◆ **THE PROBLEM**
Transcribe every record that appears below, exactly and in full.

(Data items)

--

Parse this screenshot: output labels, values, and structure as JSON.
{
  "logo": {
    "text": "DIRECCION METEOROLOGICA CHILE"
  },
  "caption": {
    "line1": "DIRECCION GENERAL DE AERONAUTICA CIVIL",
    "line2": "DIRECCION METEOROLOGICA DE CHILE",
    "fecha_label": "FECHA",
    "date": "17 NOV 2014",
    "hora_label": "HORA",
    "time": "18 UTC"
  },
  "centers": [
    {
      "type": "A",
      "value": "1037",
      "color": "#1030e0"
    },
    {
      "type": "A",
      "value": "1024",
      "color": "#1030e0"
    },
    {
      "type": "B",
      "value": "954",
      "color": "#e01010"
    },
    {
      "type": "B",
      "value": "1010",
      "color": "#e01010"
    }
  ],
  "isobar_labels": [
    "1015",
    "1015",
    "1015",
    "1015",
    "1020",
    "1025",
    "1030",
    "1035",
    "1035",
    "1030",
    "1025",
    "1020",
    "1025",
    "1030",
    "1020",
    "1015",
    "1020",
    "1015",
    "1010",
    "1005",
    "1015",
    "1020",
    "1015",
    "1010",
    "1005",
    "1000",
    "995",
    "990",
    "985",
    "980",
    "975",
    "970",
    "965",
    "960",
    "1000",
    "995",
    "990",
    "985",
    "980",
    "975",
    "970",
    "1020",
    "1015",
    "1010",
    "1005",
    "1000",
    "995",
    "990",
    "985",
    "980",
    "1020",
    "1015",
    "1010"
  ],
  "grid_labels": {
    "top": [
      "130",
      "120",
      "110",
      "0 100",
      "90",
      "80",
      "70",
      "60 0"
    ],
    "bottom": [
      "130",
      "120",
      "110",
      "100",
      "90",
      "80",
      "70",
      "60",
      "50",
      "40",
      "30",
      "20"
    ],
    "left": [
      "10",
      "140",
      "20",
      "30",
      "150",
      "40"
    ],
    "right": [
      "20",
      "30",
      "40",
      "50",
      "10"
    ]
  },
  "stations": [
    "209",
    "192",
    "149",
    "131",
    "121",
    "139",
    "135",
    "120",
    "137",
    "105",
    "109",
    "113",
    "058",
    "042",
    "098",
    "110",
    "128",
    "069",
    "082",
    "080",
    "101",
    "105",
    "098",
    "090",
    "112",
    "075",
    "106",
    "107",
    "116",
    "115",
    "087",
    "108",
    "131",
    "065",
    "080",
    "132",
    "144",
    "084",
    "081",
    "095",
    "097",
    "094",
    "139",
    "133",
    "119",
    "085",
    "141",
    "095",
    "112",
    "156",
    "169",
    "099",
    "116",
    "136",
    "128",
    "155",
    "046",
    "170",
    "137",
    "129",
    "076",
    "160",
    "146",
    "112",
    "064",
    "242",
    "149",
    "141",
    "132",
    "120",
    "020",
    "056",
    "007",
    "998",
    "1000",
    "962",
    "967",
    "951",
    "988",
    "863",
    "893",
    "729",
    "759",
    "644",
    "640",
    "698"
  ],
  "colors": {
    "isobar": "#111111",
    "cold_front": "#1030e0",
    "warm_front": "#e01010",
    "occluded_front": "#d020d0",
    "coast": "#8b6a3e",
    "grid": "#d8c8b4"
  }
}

--

◆ **ANSWER TO THIS TASK**
Parse this screenshot: output labels, values, and structure as JSON.
{
  "logo": {
    "text": "DIRECCION METEOROLOGICA CHILE"
  },
  "caption": {
    "line1": "DIRECCION GENERAL DE AERONAUTICA CIVIL",
    "line2": "DIRECCION METEOROLOGICA DE CHILE",
    "fecha_label": "FECHA",
    "date": "17 NOV 2014",
    "hora_label": "HORA",
    "time": "18 UTC"
  },
  "centers": [
    {
      "type": "A",
      "value": "1037",
      "color": "#1030e0"
    },
    {
      "type": "A",
      "value": "1024",
      "color": "#1030e0"
    },
    {
      "type": "B",
      "value": "954",
      "color": "#e01010"
    },
    {
      "type": "B",
      "value": "1010",
      "color": "#e01010"
    }
  ],
  "isobar_labels": [
    "1015",
    "1015",
    "1015",
    "1015",
    "1020",
    "1025",
    "1030",
    "1035",
    "1035",
    "1030",
    "1025",
    "1020",
    "1025",
    "1030",
    "1020",
    "1015",
    "1020",
    "1015",
    "1010",
    "1005",
    "1015",
    "1020",
    "1015",
    "1010",
    "1005",
    "1000",
    "995",
    "990",
    "985",
    "980",
    "975",
    "970",
    "965",
    "960",
    "1000",
    "995",
    "990",
    "985",
    "980",
    "975",
    "970",
    "1020",
    "1015",
    "1010",
    "1005",
    "1000",
    "995",
    "990",
    "985",
    "980",
    "1020",
    "1015",
    "1010"
  ],
  "grid_labels": {
    "top": [
      "130",
      "120",
      "110",
      "0 100",
      "90",
      "80",
      "70",
      "60 0"
    ],
    "bottom": [
      "130",
      "120",
      "110",
      "100",
      "90",
      "80",
      "70",
      "60",
      "50",
      "40",
      "30",
      "20"
    ],
    "left": [
      "10",
      "140",
      "20",
      "30",
      "150",
      "40"
    ],
    "right": [
      "20",
      "30",
      "40",
      "50",
      "10"
    ]
  },
  "stations": [
    "209",
    "192",
    "149",
    "131",
    "121",
    "139",
    "135",
    "120",
    "137",
    "105",
    "109",
    "113",
    "058",
    "042",
    "098",
    "110",
    "128",
    "069",
    "082",
    "080",
    "101",
    "105",
    "098",
    "090",
    "112",
    "075",
    "106",
    "107",
    "116",
    "115",
    "087",
    "108",
    "131",
    "065",
    "080",
    "132",
    "144",
    "084",
    "081",
    "095",
    "097",
    "094",
    "139",
    "133",
    "119",
    "085",
    "141",
    "095",
    "112",
    "156",
    "169",
    "099",
    "116",
    "136",
    "128",
    "155",
    "046",
    "170",
    "137",
    "129",
    "076",
    "160",
    "146",
    "112",
    "064",
    "242",
    "149",
    "141",
    "132",
    "120",
    "020",
    "056",
    "007",
    "998",
    "1000",
    "962",
    "967",
    "951",
    "988",
    "863",
    "893",
    "729",
    "759",
    "644",
    "640",
    "698"
  ],
  "colors": {
    "isobar": "#111111",
    "cold_front": "#1030e0",
    "warm_front": "#e01010",
    "occluded_front": "#d020d0",
    "coast": "#8b6a3e",
    "grid": "#d8c8b4"
  }
}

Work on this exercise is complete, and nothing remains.